Records provided —
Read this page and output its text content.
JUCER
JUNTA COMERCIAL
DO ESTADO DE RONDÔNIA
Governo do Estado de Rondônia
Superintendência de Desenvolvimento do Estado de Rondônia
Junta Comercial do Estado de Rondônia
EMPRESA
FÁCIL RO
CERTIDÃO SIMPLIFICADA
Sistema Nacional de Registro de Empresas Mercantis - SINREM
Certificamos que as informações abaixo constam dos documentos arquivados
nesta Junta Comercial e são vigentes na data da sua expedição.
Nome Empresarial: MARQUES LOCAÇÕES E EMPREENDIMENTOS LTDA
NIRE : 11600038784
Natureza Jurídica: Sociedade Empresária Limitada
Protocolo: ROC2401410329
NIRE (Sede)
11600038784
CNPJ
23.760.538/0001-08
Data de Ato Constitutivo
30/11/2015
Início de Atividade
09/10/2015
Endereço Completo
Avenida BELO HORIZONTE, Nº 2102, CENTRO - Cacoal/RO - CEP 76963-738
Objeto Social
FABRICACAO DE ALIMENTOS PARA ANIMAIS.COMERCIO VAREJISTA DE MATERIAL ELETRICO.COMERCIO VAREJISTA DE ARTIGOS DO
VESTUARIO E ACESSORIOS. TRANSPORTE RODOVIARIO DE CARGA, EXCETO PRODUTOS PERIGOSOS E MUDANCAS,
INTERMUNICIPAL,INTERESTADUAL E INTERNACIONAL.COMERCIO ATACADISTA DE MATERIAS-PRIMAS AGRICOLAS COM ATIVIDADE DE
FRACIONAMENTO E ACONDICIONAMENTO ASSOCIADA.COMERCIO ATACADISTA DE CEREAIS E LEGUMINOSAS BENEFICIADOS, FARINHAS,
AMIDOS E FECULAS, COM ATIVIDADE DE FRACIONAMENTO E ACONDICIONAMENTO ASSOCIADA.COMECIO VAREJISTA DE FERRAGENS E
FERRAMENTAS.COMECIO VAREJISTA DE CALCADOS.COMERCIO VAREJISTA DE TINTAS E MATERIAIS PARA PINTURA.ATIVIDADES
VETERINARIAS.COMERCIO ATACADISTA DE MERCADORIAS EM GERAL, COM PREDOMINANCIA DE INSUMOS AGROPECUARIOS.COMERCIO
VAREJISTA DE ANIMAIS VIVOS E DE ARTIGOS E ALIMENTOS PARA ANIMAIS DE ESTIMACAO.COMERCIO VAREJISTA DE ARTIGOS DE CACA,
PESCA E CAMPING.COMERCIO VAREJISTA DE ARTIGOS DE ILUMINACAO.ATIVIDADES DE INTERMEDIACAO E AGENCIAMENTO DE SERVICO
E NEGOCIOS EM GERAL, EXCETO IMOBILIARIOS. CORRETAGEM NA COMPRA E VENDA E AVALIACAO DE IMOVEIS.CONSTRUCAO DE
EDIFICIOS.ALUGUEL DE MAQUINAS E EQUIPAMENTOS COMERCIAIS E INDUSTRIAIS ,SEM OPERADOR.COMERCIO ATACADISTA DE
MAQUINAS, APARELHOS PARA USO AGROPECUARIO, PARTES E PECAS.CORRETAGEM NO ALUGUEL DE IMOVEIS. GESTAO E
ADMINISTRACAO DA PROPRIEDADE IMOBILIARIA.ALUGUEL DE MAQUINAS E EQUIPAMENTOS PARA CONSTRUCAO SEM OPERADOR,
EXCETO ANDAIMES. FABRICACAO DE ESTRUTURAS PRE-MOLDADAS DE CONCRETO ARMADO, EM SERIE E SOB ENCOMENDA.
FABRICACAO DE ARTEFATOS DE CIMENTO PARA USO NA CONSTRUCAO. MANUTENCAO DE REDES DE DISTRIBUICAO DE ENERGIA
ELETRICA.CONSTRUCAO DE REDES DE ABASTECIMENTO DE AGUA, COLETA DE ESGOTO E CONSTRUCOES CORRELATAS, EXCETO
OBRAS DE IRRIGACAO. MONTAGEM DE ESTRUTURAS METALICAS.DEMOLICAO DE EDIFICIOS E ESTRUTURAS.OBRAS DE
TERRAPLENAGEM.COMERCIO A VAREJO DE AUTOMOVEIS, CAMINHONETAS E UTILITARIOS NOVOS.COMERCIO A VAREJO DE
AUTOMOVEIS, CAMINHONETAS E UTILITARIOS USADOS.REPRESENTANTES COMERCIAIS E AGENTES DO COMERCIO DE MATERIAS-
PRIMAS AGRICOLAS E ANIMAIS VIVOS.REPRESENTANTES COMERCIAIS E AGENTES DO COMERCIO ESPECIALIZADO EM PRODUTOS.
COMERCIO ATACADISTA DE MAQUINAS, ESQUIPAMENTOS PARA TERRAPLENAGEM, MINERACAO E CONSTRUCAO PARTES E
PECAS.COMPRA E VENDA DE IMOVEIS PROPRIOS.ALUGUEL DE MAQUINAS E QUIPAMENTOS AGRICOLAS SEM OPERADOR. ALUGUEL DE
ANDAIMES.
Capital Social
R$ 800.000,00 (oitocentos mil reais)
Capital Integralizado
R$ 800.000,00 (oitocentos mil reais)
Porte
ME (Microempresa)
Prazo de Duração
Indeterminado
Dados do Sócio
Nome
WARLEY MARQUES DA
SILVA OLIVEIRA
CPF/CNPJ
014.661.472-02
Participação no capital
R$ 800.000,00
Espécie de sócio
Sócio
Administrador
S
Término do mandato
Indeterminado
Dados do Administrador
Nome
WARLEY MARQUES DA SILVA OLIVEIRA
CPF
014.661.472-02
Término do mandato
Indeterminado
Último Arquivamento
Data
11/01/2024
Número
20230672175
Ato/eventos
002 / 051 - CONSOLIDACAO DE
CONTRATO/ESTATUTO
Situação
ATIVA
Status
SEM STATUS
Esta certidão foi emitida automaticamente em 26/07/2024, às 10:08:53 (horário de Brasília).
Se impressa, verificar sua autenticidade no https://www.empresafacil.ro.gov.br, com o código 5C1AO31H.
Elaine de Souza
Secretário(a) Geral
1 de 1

Given request —
Provide the number of lines containing the string "REDES", with no other output.

Exercise solution —
2